**What this task involves**: Express the lines from the one containing "x-tick-label: 2015 [453, 347, 491, 366]" through the one containing "series-line-students [103, 303, 561, 333]", inclusive, as a numbered list, leaving out any blank lines.

**Provided records**:
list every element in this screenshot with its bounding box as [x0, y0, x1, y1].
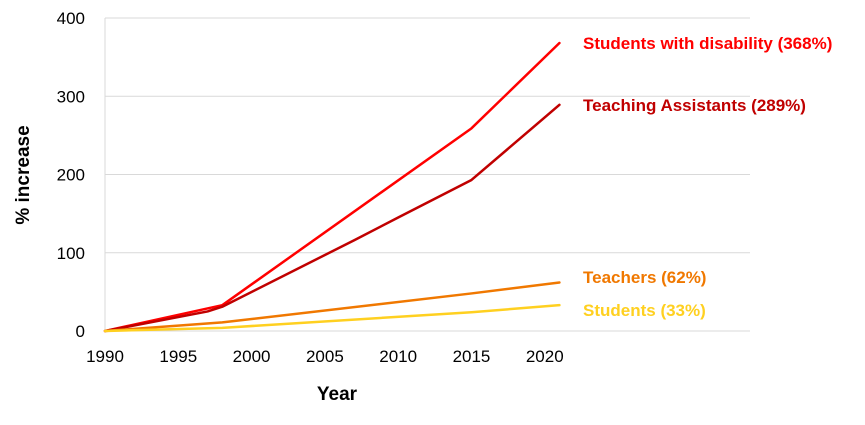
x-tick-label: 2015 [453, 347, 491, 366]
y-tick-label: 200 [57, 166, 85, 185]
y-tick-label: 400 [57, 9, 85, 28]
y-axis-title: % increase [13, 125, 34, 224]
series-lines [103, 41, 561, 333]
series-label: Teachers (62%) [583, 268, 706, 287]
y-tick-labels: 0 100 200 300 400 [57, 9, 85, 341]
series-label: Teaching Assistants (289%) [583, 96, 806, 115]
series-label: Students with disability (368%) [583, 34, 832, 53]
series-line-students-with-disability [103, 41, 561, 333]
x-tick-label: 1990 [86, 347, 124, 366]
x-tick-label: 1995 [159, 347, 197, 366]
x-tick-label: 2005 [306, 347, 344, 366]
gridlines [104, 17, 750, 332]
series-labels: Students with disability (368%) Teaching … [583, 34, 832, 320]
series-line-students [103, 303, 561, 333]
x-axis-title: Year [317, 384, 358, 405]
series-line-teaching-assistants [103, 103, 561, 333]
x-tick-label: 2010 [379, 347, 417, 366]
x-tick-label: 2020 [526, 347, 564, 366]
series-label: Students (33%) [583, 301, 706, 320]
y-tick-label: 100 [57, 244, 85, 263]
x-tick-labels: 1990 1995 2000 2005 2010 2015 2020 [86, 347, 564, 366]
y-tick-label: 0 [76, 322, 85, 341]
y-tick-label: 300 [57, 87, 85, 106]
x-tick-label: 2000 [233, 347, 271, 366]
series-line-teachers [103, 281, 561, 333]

* * *

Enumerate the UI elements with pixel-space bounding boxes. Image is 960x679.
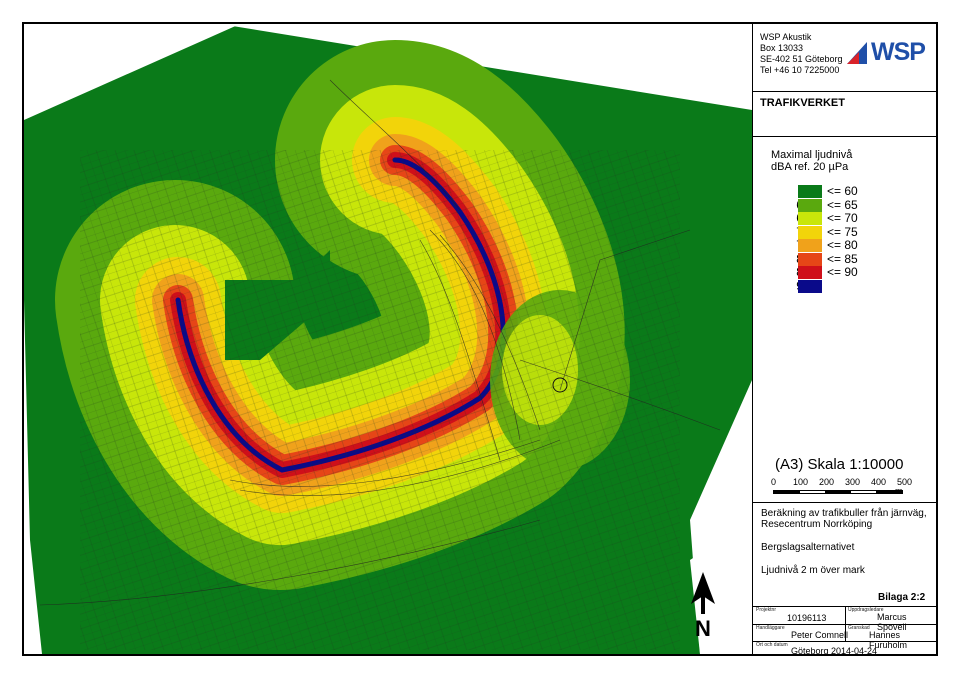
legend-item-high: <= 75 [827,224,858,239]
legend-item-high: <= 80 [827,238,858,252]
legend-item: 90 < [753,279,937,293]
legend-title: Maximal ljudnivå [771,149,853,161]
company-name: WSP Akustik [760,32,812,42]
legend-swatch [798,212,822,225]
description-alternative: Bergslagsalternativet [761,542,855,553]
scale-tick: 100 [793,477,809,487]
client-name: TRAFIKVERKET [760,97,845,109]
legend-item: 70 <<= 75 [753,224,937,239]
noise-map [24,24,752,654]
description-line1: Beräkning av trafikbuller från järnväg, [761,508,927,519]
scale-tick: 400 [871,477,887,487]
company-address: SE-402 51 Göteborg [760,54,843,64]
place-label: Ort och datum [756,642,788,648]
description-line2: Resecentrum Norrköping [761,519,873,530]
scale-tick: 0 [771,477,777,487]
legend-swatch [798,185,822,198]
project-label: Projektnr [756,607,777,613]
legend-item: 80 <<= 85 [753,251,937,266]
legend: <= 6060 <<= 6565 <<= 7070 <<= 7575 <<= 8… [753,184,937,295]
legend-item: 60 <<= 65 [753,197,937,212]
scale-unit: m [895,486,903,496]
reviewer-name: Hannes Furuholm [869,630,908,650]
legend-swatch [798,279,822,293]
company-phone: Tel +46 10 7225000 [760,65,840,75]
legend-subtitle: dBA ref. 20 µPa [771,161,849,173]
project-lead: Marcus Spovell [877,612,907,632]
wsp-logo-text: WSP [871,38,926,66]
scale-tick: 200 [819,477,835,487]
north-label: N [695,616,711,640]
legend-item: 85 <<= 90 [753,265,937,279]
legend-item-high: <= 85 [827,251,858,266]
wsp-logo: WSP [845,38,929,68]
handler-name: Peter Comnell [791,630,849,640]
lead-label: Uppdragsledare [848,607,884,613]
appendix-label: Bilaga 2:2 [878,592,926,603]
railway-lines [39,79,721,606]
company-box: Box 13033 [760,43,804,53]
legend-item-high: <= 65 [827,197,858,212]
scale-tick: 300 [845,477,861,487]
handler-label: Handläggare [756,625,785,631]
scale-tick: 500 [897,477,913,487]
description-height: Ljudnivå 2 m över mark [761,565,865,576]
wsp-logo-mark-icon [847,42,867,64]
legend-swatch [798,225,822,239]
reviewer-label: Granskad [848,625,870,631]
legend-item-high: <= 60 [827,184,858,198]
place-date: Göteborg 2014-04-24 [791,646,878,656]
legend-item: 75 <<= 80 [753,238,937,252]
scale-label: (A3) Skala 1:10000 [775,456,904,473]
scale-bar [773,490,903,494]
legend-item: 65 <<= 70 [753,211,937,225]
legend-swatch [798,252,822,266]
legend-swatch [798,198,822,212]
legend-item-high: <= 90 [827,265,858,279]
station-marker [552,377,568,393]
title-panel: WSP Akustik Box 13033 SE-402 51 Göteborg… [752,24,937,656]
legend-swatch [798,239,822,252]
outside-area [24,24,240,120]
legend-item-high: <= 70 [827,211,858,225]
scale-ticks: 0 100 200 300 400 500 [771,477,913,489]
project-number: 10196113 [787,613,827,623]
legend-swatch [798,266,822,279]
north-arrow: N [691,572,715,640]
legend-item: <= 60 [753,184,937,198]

**Response below**:
1. x-tick-label: 2015 [453, 347, 491, 366]
2. y-tick-label: 200 [57, 166, 85, 185]
3. y-tick-label: 400 [57, 9, 85, 28]
4. y-axis-title: % increase [13, 125, 34, 224]
5. series-lines [103, 41, 561, 333]
6. series-label: Teachers (62%) [583, 268, 706, 287]
7. y-tick-labels: 0 100 200 300 400 [57, 9, 85, 341]
8. series-label: Teaching Assistants (289%) [583, 96, 806, 115]
9. series-label: Students with disability (368%) [583, 34, 832, 53]
10. series-line-students-with-disability [103, 41, 561, 333]
11. x-tick-label: 1990 [86, 347, 124, 366]
12. x-tick-label: 1995 [159, 347, 197, 366]
13. x-tick-label: 2005 [306, 347, 344, 366]
14. gridlines [104, 17, 750, 332]
15. series-labels: Students with disability (368%) Teaching … [583, 34, 832, 320]
16. series-line-students [103, 303, 561, 333]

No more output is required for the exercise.